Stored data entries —
########################################

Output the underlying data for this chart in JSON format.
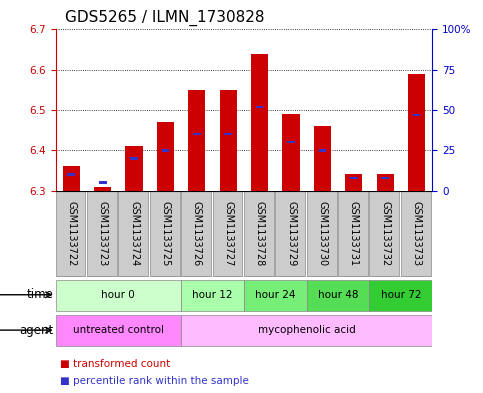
{
  "title": "GDS5265 / ILMN_1730828",
  "samples": [
    "GSM1133722",
    "GSM1133723",
    "GSM1133724",
    "GSM1133725",
    "GSM1133726",
    "GSM1133727",
    "GSM1133728",
    "GSM1133729",
    "GSM1133730",
    "GSM1133731",
    "GSM1133732",
    "GSM1133733"
  ],
  "transformed_count": [
    6.36,
    6.31,
    6.41,
    6.47,
    6.55,
    6.55,
    6.64,
    6.49,
    6.46,
    6.34,
    6.34,
    6.59
  ],
  "percentile_rank": [
    10,
    5,
    20,
    25,
    35,
    35,
    52,
    30,
    25,
    8,
    8,
    47
  ],
  "ylim_left": [
    6.3,
    6.7
  ],
  "ylim_right": [
    0,
    100
  ],
  "yticks_left": [
    6.3,
    6.4,
    6.5,
    6.6,
    6.7
  ],
  "yticks_right": [
    0,
    25,
    50,
    75,
    100
  ],
  "ytick_labels_right": [
    "0",
    "25",
    "50",
    "75",
    "100%"
  ],
  "bar_bottom": 6.3,
  "bar_color": "#cc0000",
  "percentile_color": "#3333cc",
  "grid_color": "#000000",
  "time_groups": [
    {
      "label": "hour 0",
      "start": 0,
      "end": 4,
      "color": "#ccffcc"
    },
    {
      "label": "hour 12",
      "start": 4,
      "end": 6,
      "color": "#aaffaa"
    },
    {
      "label": "hour 24",
      "start": 6,
      "end": 8,
      "color": "#77ee77"
    },
    {
      "label": "hour 48",
      "start": 8,
      "end": 10,
      "color": "#55dd55"
    },
    {
      "label": "hour 72",
      "start": 10,
      "end": 12,
      "color": "#33cc33"
    }
  ],
  "agent_groups": [
    {
      "label": "untreated control",
      "start": 0,
      "end": 4,
      "color": "#ff88ff"
    },
    {
      "label": "mycophenolic acid",
      "start": 4,
      "end": 12,
      "color": "#ffbbff"
    }
  ],
  "time_row_label": "time",
  "agent_row_label": "agent",
  "legend_items": [
    {
      "label": "transformed count",
      "color": "#cc0000"
    },
    {
      "label": "percentile rank within the sample",
      "color": "#3333cc"
    }
  ],
  "title_fontsize": 11,
  "tick_fontsize": 7.5,
  "label_fontsize": 8.5,
  "sample_fontsize": 7,
  "bar_width": 0.55,
  "bg_color": "#ffffff",
  "plot_bg": "#ffffff",
  "left_tick_color": "#cc0000",
  "right_tick_color": "#0000cc",
  "sample_box_color": "#cccccc",
  "sample_box_edge": "#888888"
}
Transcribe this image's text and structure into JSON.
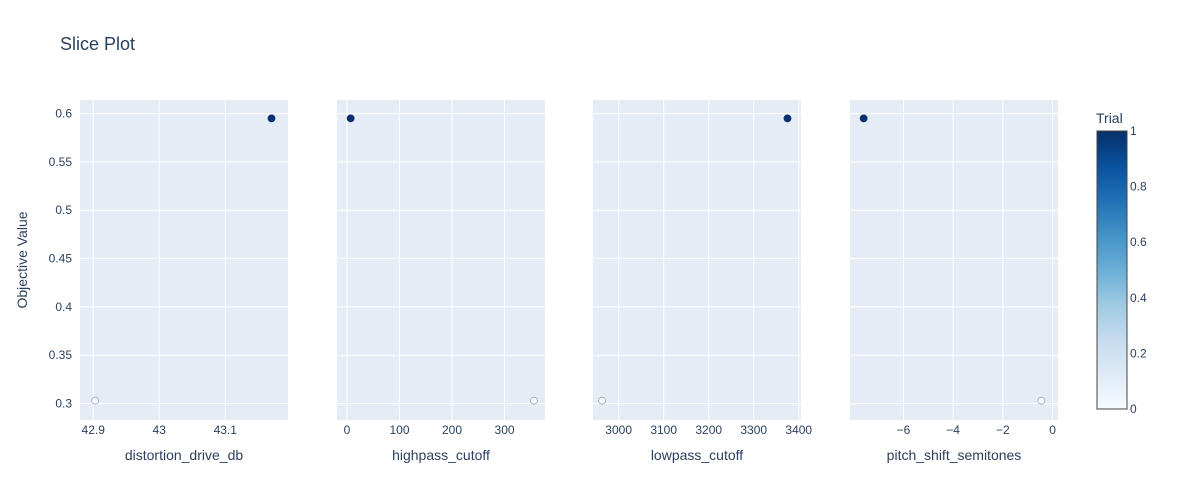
{
  "chart_data": {
    "type": "scatter",
    "title": "Slice Plot",
    "ylabel": "Objective Value",
    "ylim": [
      0.283,
      0.614
    ],
    "yticks": [
      0.3,
      0.35,
      0.4,
      0.45,
      0.5,
      0.55,
      0.6
    ],
    "yticklabels": [
      "0.3",
      "0.35",
      "0.4",
      "0.45",
      "0.5",
      "0.55",
      "0.6"
    ],
    "colorbar": {
      "title": "Trial",
      "range": [
        0,
        1
      ],
      "ticks": [
        0,
        0.2,
        0.4,
        0.6,
        0.8,
        1
      ],
      "ticklabels": [
        "0",
        "0.2",
        "0.4",
        "0.6",
        "0.8",
        "1"
      ],
      "colorscale": [
        "#f7fbff",
        "#deebf7",
        "#c6dbef",
        "#9ecae1",
        "#6baed6",
        "#4292c6",
        "#2171b5",
        "#08519c",
        "#08306b"
      ]
    },
    "grid": true,
    "panels": [
      {
        "xlabel": "distortion_drive_db",
        "xlim": [
          42.88,
          43.195
        ],
        "xticks": [
          42.9,
          43,
          43.1
        ],
        "xticklabels": [
          "42.9",
          "43",
          "43.1"
        ],
        "points": [
          {
            "x": 42.903,
            "y": 0.303,
            "trial": 0
          },
          {
            "x": 43.17,
            "y": 0.595,
            "trial": 1
          }
        ]
      },
      {
        "xlabel": "highpass_cutoff",
        "xlim": [
          -19,
          377
        ],
        "xticks": [
          0,
          100,
          200,
          300
        ],
        "xticklabels": [
          "0",
          "100",
          "200",
          "300"
        ],
        "points": [
          {
            "x": 356,
            "y": 0.303,
            "trial": 0
          },
          {
            "x": 7,
            "y": 0.595,
            "trial": 1
          }
        ]
      },
      {
        "xlabel": "lowpass_cutoff",
        "xlim": [
          2943,
          3405
        ],
        "xticks": [
          3000,
          3100,
          3200,
          3300,
          3400
        ],
        "xticklabels": [
          "3000",
          "3100",
          "3200",
          "3300",
          "3400"
        ],
        "points": [
          {
            "x": 2963,
            "y": 0.303,
            "trial": 0
          },
          {
            "x": 3375,
            "y": 0.595,
            "trial": 1
          }
        ]
      },
      {
        "xlabel": "pitch_shift_semitones",
        "xlim": [
          -8.15,
          0.22
        ],
        "xticks": [
          -6,
          -4,
          -2,
          0
        ],
        "xticklabels": [
          "−6",
          "−4",
          "−2",
          "0"
        ],
        "points": [
          {
            "x": -0.45,
            "y": 0.303,
            "trial": 0
          },
          {
            "x": -7.6,
            "y": 0.595,
            "trial": 1
          }
        ]
      }
    ]
  }
}
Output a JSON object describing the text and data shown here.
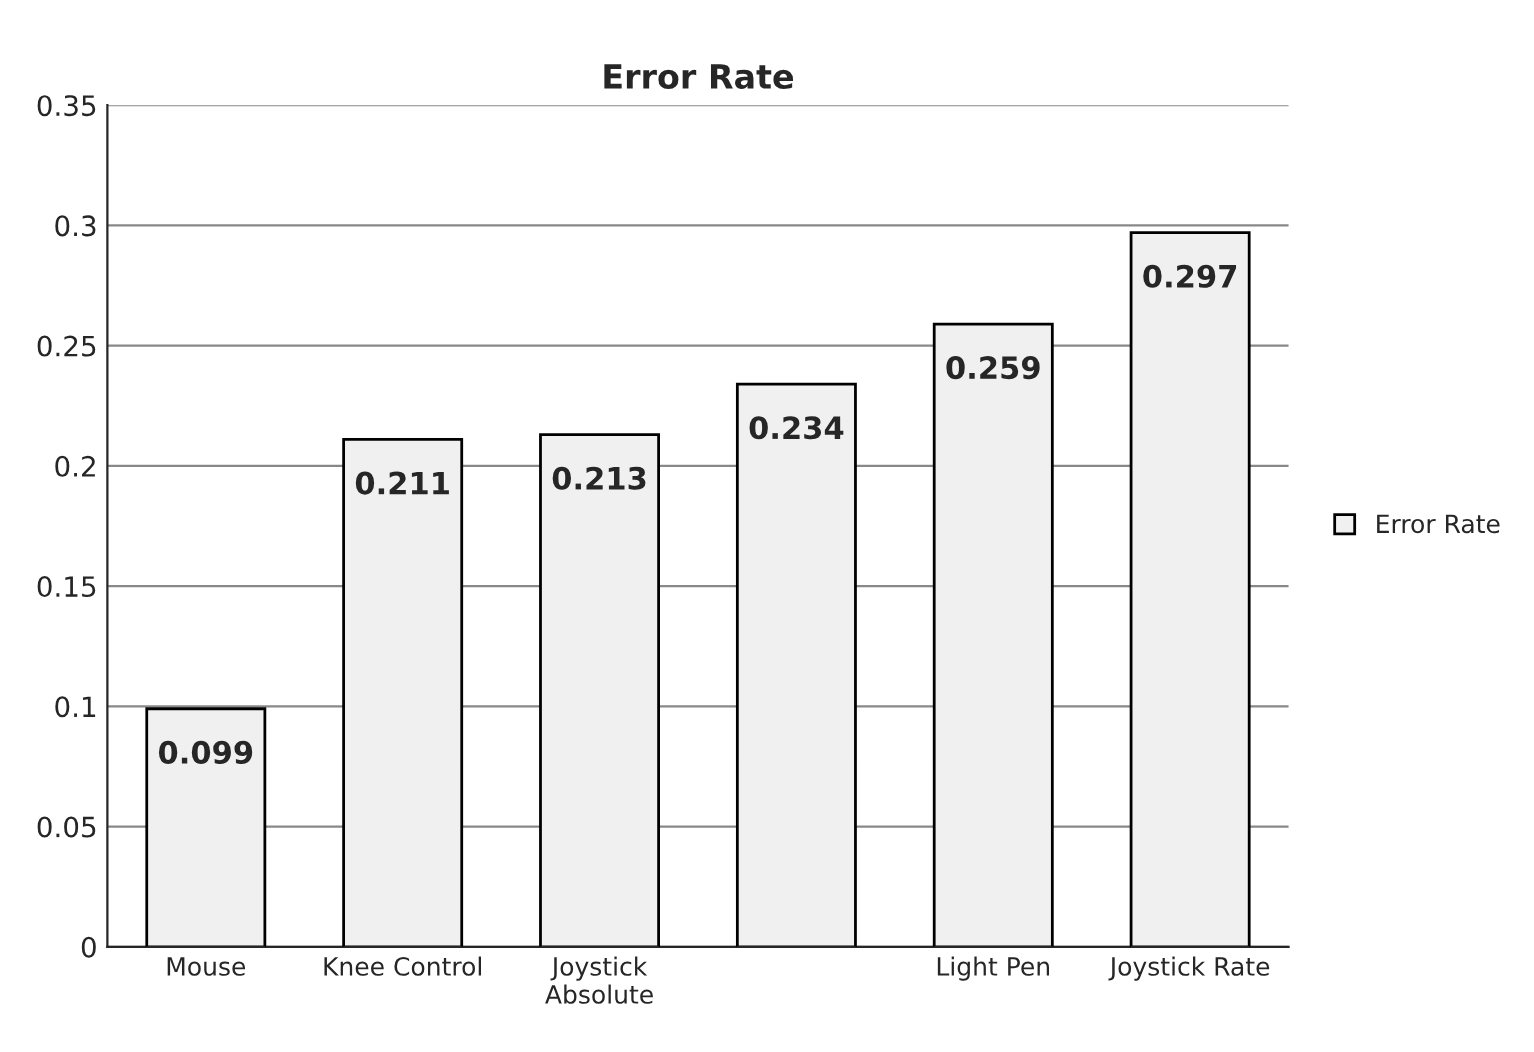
{
  "chart_data": {
    "type": "bar",
    "title": "Error Rate",
    "categories": [
      "Mouse",
      "Knee Control",
      "Joystick\nAbsolute",
      null,
      "Light Pen",
      "Joystick Rate"
    ],
    "series": [
      {
        "name": "Error Rate",
        "color": "#f0f0f0",
        "values": [
          0.099,
          0.211,
          0.213,
          0.234,
          0.259,
          0.297
        ]
      }
    ],
    "ylim": [
      0,
      0.35
    ],
    "yticks": [
      0,
      0.05,
      0.1,
      0.15,
      0.2,
      0.25,
      0.3,
      0.35
    ],
    "grid": "y",
    "legend": "right",
    "data_labels": true
  }
}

########################################

Exercise task — Output every entry word for word, but omit the pictures.

Completed exercise —
Output the underlying data for this chart in JSON format.
{
  "title": "GDS5265 / ILMN_1730828",
  "samples": [
    "GSM1133722",
    "GSM1133723",
    "GSM1133724",
    "GSM1133725",
    "GSM1133726",
    "GSM1133727",
    "GSM1133728",
    "GSM1133729",
    "GSM1133730",
    "GSM1133731",
    "GSM1133732",
    "GSM1133733"
  ],
  "transformed_count": [
    6.36,
    6.31,
    6.41,
    6.47,
    6.55,
    6.55,
    6.64,
    6.49,
    6.46,
    6.34,
    6.34,
    6.59
  ],
  "percentile_rank": [
    10,
    5,
    20,
    25,
    35,
    35,
    52,
    30,
    25,
    8,
    8,
    47
  ],
  "ylim_left": [
    6.3,
    6.7
  ],
  "ylim_right": [
    0,
    100
  ],
  "yticks_left": [
    6.3,
    6.4,
    6.5,
    6.6,
    6.7
  ],
  "yticks_right": [
    0,
    25,
    50,
    75,
    100
  ],
  "ytick_labels_right": [
    "0",
    "25",
    "50",
    "75",
    "100%"
  ],
  "bar_bottom": 6.3,
  "bar_color": "#cc0000",
  "percentile_color": "#3333cc",
  "grid_color": "#000000",
  "time_groups": [
    {
      "label": "hour 0",
      "start": 0,
      "end": 4,
      "color": "#ccffcc"
    },
    {
      "label": "hour 12",
      "start": 4,
      "end": 6,
      "color": "#aaffaa"
    },
    {
      "label": "hour 24",
      "start": 6,
      "end": 8,
      "color": "#77ee77"
    },
    {
      "label": "hour 48",
      "start": 8,
      "end": 10,
      "color": "#55dd55"
    },
    {
      "label": "hour 72",
      "start": 10,
      "end": 12,
      "color": "#33cc33"
    }
  ],
  "agent_groups": [
    {
      "label": "untreated control",
      "start": 0,
      "end": 4,
      "color": "#ff88ff"
    },
    {
      "label": "mycophenolic acid",
      "start": 4,
      "end": 12,
      "color": "#ffbbff"
    }
  ],
  "time_row_label": "time",
  "agent_row_label": "agent",
  "legend_items": [
    {
      "label": "transformed count",
      "color": "#cc0000"
    },
    {
      "label": "percentile rank within the sample",
      "color": "#3333cc"
    }
  ],
  "title_fontsize": 11,
  "tick_fontsize": 7.5,
  "label_fontsize": 8.5,
  "sample_fontsize": 7,
  "bar_width": 0.55,
  "bg_color": "#ffffff",
  "plot_bg": "#ffffff",
  "left_tick_color": "#cc0000",
  "right_tick_color": "#0000cc",
  "sample_box_color": "#cccccc",
  "sample_box_edge": "#888888"
}
Transcribe this image's text and structure into JSON.
{
  "chart_data": {
    "type": "scatter",
    "title": "Slice Plot",
    "ylabel": "Objective Value",
    "ylim": [
      0.283,
      0.614
    ],
    "yticks": [
      0.3,
      0.35,
      0.4,
      0.45,
      0.5,
      0.55,
      0.6
    ],
    "yticklabels": [
      "0.3",
      "0.35",
      "0.4",
      "0.45",
      "0.5",
      "0.55",
      "0.6"
    ],
    "colorbar": {
      "title": "Trial",
      "range": [
        0,
        1
      ],
      "ticks": [
        0,
        0.2,
        0.4,
        0.6,
        0.8,
        1
      ],
      "ticklabels": [
        "0",
        "0.2",
        "0.4",
        "0.6",
        "0.8",
        "1"
      ],
      "colorscale": [
        "#f7fbff",
        "#deebf7",
        "#c6dbef",
        "#9ecae1",
        "#6baed6",
        "#4292c6",
        "#2171b5",
        "#08519c",
        "#08306b"
      ]
    },
    "grid": true,
    "panels": [
      {
        "xlabel": "distortion_drive_db",
        "xlim": [
          42.88,
          43.195
        ],
        "xticks": [
          42.9,
          43,
          43.1
        ],
        "xticklabels": [
          "42.9",
          "43",
          "43.1"
        ],
        "points": [
          {
            "x": 42.903,
            "y": 0.303,
            "trial": 0
          },
          {
            "x": 43.17,
            "y": 0.595,
            "trial": 1
          }
        ]
      },
      {
        "xlabel": "highpass_cutoff",
        "xlim": [
          -19,
          377
        ],
        "xticks": [
          0,
          100,
          200,
          300
        ],
        "xticklabels": [
          "0",
          "100",
          "200",
          "300"
        ],
        "points": [
          {
            "x": 356,
            "y": 0.303,
            "trial": 0
          },
          {
            "x": 7,
            "y": 0.595,
            "trial": 1
          }
        ]
      },
      {
        "xlabel": "lowpass_cutoff",
        "xlim": [
          2943,
          3405
        ],
        "xticks": [
          3000,
          3100,
          3200,
          3300,
          3400
        ],
        "xticklabels": [
          "3000",
          "3100",
          "3200",
          "3300",
          "3400"
        ],
        "points": [
          {
            "x": 2963,
            "y": 0.303,
            "trial": 0
          },
          {
            "x": 3375,
            "y": 0.595,
            "trial": 1
          }
        ]
      },
      {
        "xlabel": "pitch_shift_semitones",
        "xlim": [
          -8.15,
          0.22
        ],
        "xticks": [
          -6,
          -4,
          -2,
          0
        ],
        "xticklabels": [
          "−6",
          "−4",
          "−2",
          "0"
        ],
        "points": [
          {
            "x": -0.45,
            "y": 0.303,
            "trial": 0
          },
          {
            "x": -7.6,
            "y": 0.595,
            "trial": 1
          }
        ]
      }
    ]
  }
}
Output a JSON object describing the text and data shown here.
{
  "chart_data": {
    "type": "bar",
    "title": "Error Rate",
    "categories": [
      "Mouse",
      "Knee Control",
      "Joystick\nAbsolute",
      null,
      "Light Pen",
      "Joystick Rate"
    ],
    "series": [
      {
        "name": "Error Rate",
        "color": "#f0f0f0",
        "values": [
          0.099,
          0.211,
          0.213,
          0.234,
          0.259,
          0.297
        ]
      }
    ],
    "ylim": [
      0,
      0.35
    ],
    "yticks": [
      0,
      0.05,
      0.1,
      0.15,
      0.2,
      0.25,
      0.3,
      0.35
    ],
    "grid": "y",
    "legend": "right",
    "data_labels": true
  }
}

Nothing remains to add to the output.